(Stored data entries)
# # # # #

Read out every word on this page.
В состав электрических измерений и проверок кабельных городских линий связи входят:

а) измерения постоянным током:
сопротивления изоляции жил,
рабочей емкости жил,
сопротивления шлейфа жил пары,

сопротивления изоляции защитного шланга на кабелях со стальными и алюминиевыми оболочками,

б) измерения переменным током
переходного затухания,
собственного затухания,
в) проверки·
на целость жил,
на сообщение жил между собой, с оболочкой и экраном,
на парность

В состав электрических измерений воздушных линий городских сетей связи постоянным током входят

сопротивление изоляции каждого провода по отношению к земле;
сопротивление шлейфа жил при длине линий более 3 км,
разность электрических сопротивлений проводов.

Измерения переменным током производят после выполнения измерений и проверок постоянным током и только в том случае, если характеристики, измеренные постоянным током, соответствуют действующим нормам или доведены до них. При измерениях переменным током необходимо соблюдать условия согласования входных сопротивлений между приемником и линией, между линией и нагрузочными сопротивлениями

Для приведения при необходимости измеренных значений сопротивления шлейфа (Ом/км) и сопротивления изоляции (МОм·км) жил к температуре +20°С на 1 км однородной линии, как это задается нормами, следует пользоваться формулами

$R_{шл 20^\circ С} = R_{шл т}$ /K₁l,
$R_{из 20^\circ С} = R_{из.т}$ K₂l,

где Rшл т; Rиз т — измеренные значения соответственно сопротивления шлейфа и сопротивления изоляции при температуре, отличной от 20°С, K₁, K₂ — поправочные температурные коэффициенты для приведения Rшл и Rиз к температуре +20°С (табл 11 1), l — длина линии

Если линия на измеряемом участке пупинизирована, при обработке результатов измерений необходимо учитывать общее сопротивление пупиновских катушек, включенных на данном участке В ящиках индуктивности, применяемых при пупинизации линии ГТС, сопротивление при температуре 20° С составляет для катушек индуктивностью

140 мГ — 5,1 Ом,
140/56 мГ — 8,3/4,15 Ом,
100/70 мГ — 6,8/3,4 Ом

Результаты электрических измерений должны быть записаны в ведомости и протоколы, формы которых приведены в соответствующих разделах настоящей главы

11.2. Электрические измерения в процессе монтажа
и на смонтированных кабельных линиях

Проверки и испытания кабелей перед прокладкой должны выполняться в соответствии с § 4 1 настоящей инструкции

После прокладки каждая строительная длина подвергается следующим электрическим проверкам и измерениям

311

# # # # #

__Exercise description__: Here, the records must be output exactly and in full.

__Written solution__:
Read out every word on this page.
В состав электрических измерений и проверок кабельных городских линий связи входят:

а) измерения постоянным током:
сопротивления изоляции жил,
рабочей емкости жил,
сопротивления шлейфа жил пары,

сопротивления изоляции защитного шланга на кабелях со стальными и алюминиевыми оболочками,

б) измерения переменным током
переходного затухания,
собственного затухания,
в) проверки·
на целость жил,
на сообщение жил между собой, с оболочкой и экраном,
на парность

В состав электрических измерений воздушных линий городских сетей связи постоянным током входят

сопротивление изоляции каждого провода по отношению к земле;
сопротивление шлейфа жил при длине линий более 3 км,
разность электрических сопротивлений проводов.

Измерения переменным током производят после выполнения измерений и проверок постоянным током и только в том случае, если характеристики, измеренные постоянным током, соответствуют действующим нормам или доведены до них. При измерениях переменным током необходимо соблюдать условия согласования входных сопротивлений между приемником и линией, между линией и нагрузочными сопротивлениями

Для приведения при необходимости измеренных значений сопротивления шлейфа (Ом/км) и сопротивления изоляции (МОм·км) жил к температуре +20°С на 1 км однородной линии, как это задается нормами, следует пользоваться формулами

$R_{шл 20^\circ С} = R_{шл т}$ /K₁l,
$R_{из 20^\circ С} = R_{из.т}$ K₂l,

где Rшл т; Rиз т — измеренные значения соответственно сопротивления шлейфа и сопротивления изоляции при температуре, отличной от 20°С, K₁, K₂ — поправочные температурные коэффициенты для приведения Rшл и Rиз к температуре +20°С (табл 11 1), l — длина линии

Если линия на измеряемом участке пупинизирована, при обработке результатов измерений необходимо учитывать общее сопротивление пупиновских катушек, включенных на данном участке В ящиках индуктивности, применяемых при пупинизации линии ГТС, сопротивление при температуре 20° С составляет для катушек индуктивностью

140 мГ — 5,1 Ом,
140/56 мГ — 8,3/4,15 Ом,
100/70 мГ — 6,8/3,4 Ом

Результаты электрических измерений должны быть записаны в ведомости и протоколы, формы которых приведены в соответствующих разделах настоящей главы

11.2. Электрические измерения в процессе монтажа
и на смонтированных кабельных линиях

Проверки и испытания кабелей перед прокладкой должны выполняться в соответствии с § 4 1 настоящей инструкции

После прокладки каждая строительная длина подвергается следующим электрическим проверкам и измерениям

311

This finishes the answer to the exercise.